• _Do this_
Transcribe every record that appears below, exactly and in full.

• _Excerpted records_
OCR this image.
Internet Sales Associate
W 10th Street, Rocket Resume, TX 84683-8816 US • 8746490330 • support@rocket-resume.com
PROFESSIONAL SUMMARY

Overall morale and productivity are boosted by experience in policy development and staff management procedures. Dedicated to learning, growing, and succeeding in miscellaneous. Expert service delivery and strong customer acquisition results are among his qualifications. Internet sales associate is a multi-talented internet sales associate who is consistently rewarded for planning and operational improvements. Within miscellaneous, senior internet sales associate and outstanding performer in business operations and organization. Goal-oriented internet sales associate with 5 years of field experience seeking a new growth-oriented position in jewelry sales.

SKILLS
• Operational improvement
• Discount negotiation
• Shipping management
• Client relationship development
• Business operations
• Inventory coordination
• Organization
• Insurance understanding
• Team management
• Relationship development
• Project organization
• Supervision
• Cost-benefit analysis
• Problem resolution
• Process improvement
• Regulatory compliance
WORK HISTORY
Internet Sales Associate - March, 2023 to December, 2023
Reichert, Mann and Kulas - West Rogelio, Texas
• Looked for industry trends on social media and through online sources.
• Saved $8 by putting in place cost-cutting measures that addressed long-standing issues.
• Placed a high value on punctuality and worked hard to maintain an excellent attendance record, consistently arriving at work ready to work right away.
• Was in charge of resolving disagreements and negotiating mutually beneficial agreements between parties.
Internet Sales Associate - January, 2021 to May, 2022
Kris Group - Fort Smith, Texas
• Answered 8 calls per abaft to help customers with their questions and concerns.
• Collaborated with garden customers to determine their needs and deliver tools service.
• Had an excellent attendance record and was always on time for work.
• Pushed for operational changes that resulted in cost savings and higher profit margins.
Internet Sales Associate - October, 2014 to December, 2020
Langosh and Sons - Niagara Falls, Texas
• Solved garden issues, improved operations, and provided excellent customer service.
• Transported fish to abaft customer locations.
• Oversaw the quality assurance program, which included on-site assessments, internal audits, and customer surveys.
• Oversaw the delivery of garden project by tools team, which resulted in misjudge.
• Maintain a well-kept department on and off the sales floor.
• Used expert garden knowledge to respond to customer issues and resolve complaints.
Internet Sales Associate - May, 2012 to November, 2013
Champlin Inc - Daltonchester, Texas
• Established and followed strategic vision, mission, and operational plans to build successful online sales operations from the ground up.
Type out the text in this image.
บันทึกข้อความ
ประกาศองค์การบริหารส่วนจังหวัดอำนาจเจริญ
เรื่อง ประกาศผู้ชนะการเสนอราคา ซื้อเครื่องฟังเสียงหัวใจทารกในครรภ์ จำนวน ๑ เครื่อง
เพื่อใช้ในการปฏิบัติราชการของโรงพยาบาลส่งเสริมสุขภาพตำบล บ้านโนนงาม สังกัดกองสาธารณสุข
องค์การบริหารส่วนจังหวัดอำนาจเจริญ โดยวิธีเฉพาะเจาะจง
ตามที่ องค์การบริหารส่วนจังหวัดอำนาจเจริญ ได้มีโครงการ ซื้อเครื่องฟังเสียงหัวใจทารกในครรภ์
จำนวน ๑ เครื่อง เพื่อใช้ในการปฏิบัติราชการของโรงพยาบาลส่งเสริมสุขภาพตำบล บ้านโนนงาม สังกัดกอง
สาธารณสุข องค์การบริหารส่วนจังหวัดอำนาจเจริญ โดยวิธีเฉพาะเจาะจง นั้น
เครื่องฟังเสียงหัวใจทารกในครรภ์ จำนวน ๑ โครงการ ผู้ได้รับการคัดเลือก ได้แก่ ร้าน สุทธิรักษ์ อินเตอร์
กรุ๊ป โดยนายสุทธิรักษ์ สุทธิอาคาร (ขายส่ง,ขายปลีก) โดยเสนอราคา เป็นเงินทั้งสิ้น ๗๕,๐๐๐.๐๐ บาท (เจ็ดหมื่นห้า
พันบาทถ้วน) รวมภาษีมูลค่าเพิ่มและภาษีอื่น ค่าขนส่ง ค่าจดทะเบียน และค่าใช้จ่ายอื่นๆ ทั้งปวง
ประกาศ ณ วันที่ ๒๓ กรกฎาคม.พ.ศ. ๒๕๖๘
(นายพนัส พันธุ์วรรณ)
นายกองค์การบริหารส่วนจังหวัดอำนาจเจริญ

• _Written solution_
OCR this image.
Internet Sales Associate
W 10th Street, Rocket Resume, TX 84683-8816 US • 8746490330 • support@rocket-resume.com
PROFESSIONAL SUMMARY

Overall morale and productivity are boosted by experience in policy development and staff management procedures. Dedicated to learning, growing, and succeeding in miscellaneous. Expert service delivery and strong customer acquisition results are among his qualifications. Internet sales associate is a multi-talented internet sales associate who is consistently rewarded for planning and operational improvements. Within miscellaneous, senior internet sales associate and outstanding performer in business operations and organization. Goal-oriented internet sales associate with 5 years of field experience seeking a new growth-oriented position in jewelry sales.

SKILLS
• Operational improvement
• Discount negotiation
• Shipping management
• Client relationship development
• Business operations
• Inventory coordination
• Organization
• Insurance understanding
• Team management
• Relationship development
• Project organization
• Supervision
• Cost-benefit analysis
• Problem resolution
• Process improvement
• Regulatory compliance
WORK HISTORY
Internet Sales Associate - March, 2023 to December, 2023
Reichert, Mann and Kulas - West Rogelio, Texas
• Looked for industry trends on social media and through online sources.
• Saved $8 by putting in place cost-cutting measures that addressed long-standing issues.
• Placed a high value on punctuality and worked hard to maintain an excellent attendance record, consistently arriving at work ready to work right away.
• Was in charge of resolving disagreements and negotiating mutually beneficial agreements between parties.
Internet Sales Associate - January, 2021 to May, 2022
Kris Group - Fort Smith, Texas
• Answered 8 calls per abaft to help customers with their questions and concerns.
• Collaborated with garden customers to determine their needs and deliver tools service.
• Had an excellent attendance record and was always on time for work.
• Pushed for operational changes that resulted in cost savings and higher profit margins.
Internet Sales Associate - October, 2014 to December, 2020
Langosh and Sons - Niagara Falls, Texas
• Solved garden issues, improved operations, and provided excellent customer service.
• Transported fish to abaft customer locations.
• Oversaw the quality assurance program, which included on-site assessments, internal audits, and customer surveys.
• Oversaw the delivery of garden project by tools team, which resulted in misjudge.
• Maintain a well-kept department on and off the sales floor.
• Used expert garden knowledge to respond to customer issues and resolve complaints.
Internet Sales Associate - May, 2012 to November, 2013
Champlin Inc - Daltonchester, Texas
• Established and followed strategic vision, mission, and operational plans to build successful online sales operations from the ground up.
Type out the text in this image.
บันทึกข้อความ
ประกาศองค์การบริหารส่วนจังหวัดอำนาจเจริญ
เรื่อง ประกาศผู้ชนะการเสนอราคา ซื้อเครื่องฟังเสียงหัวใจทารกในครรภ์ จำนวน ๑ เครื่อง
เพื่อใช้ในการปฏิบัติราชการของโรงพยาบาลส่งเสริมสุขภาพตำบล บ้านโนนงาม สังกัดกองสาธารณสุข
องค์การบริหารส่วนจังหวัดอำนาจเจริญ โดยวิธีเฉพาะเจาะจง
ตามที่ องค์การบริหารส่วนจังหวัดอำนาจเจริญ ได้มีโครงการ ซื้อเครื่องฟังเสียงหัวใจทารกในครรภ์
จำนวน ๑ เครื่อง เพื่อใช้ในการปฏิบัติราชการของโรงพยาบาลส่งเสริมสุขภาพตำบล บ้านโนนงาม สังกัดกอง
สาธารณสุข องค์การบริหารส่วนจังหวัดอำนาจเจริญ โดยวิธีเฉพาะเจาะจง นั้น
เครื่องฟังเสียงหัวใจทารกในครรภ์ จำนวน ๑ โครงการ ผู้ได้รับการคัดเลือก ได้แก่ ร้าน สุทธิรักษ์ อินเตอร์
กรุ๊ป โดยนายสุทธิรักษ์ สุทธิอาคาร (ขายส่ง,ขายปลีก) โดยเสนอราคา เป็นเงินทั้งสิ้น ๗๕,๐๐๐.๐๐ บาท (เจ็ดหมื่นห้า
พันบาทถ้วน) รวมภาษีมูลค่าเพิ่มและภาษีอื่น ค่าขนส่ง ค่าจดทะเบียน และค่าใช้จ่ายอื่นๆ ทั้งปวง
ประกาศ ณ วันที่ ๒๓ กรกฎาคม.พ.ศ. ๒๕๖๘
(นายพนัส พันธุ์วรรณ)
นายกองค์การบริหารส่วนจังหวัดอำนาจเจริญ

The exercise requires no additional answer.